Data records ::
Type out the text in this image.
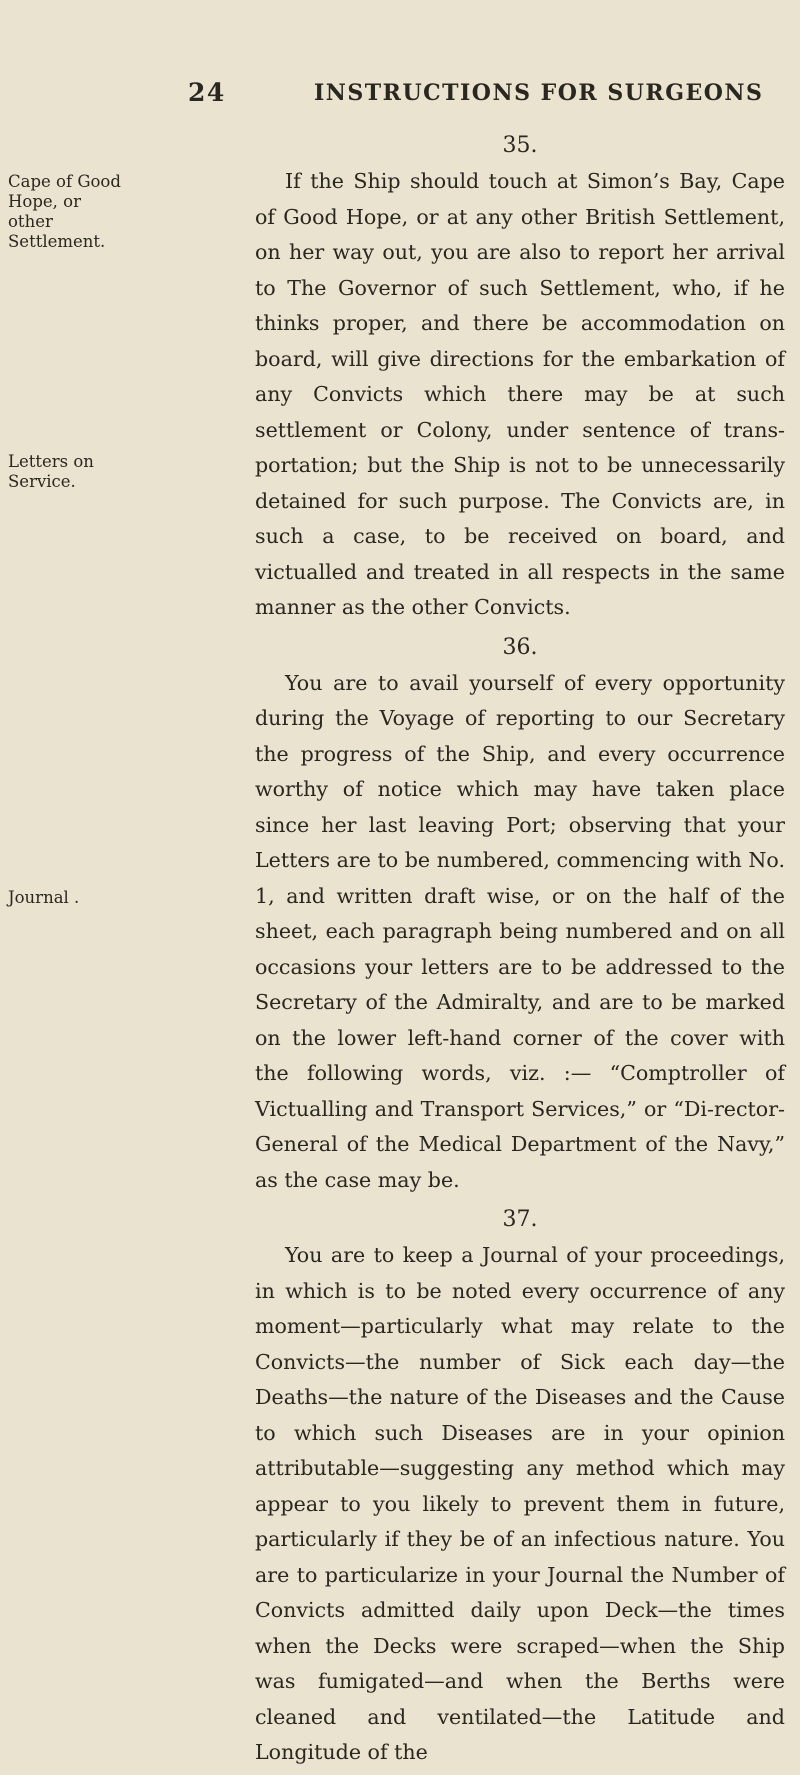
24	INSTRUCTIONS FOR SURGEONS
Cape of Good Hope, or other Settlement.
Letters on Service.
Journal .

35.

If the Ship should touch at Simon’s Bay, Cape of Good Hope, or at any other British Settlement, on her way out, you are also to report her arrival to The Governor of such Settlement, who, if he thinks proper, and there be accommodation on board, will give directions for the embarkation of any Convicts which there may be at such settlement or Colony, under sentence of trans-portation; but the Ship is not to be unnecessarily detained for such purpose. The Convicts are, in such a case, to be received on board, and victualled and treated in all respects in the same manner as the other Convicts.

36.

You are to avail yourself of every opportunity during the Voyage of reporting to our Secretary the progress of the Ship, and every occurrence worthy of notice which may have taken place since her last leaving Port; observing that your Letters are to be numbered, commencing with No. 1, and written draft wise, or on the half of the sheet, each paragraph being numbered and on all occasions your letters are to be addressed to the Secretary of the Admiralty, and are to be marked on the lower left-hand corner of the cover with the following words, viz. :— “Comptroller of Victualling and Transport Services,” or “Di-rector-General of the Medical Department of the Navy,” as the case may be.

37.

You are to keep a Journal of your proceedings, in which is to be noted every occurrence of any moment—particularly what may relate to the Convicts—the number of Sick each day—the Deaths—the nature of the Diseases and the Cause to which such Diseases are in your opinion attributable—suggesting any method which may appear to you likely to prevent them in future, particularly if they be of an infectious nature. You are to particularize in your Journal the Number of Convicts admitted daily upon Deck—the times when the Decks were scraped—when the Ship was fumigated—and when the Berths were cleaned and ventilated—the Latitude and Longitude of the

To do ::
Search the records above for the string "Good". Copy every line that contains it.

Task result ::
Cape of Good Hope, or other Settlement.
If the Ship should touch at Simon’s Bay, Cape of Good Hope, or at any other British Settlement, on her way out, you are also to report her arrival to The Governor of such Settlement, who, if he thinks proper, and there be accommodation on board, will give directions for the embarkation of any Convicts which there may be at such settlement or Colony, under sentence of trans-portation; but the Ship is not to be unnecessarily detained for such purpose. The Convicts are, in such a case, to be received on board, and victualled and treated in all respects in the same manner as the other Convicts.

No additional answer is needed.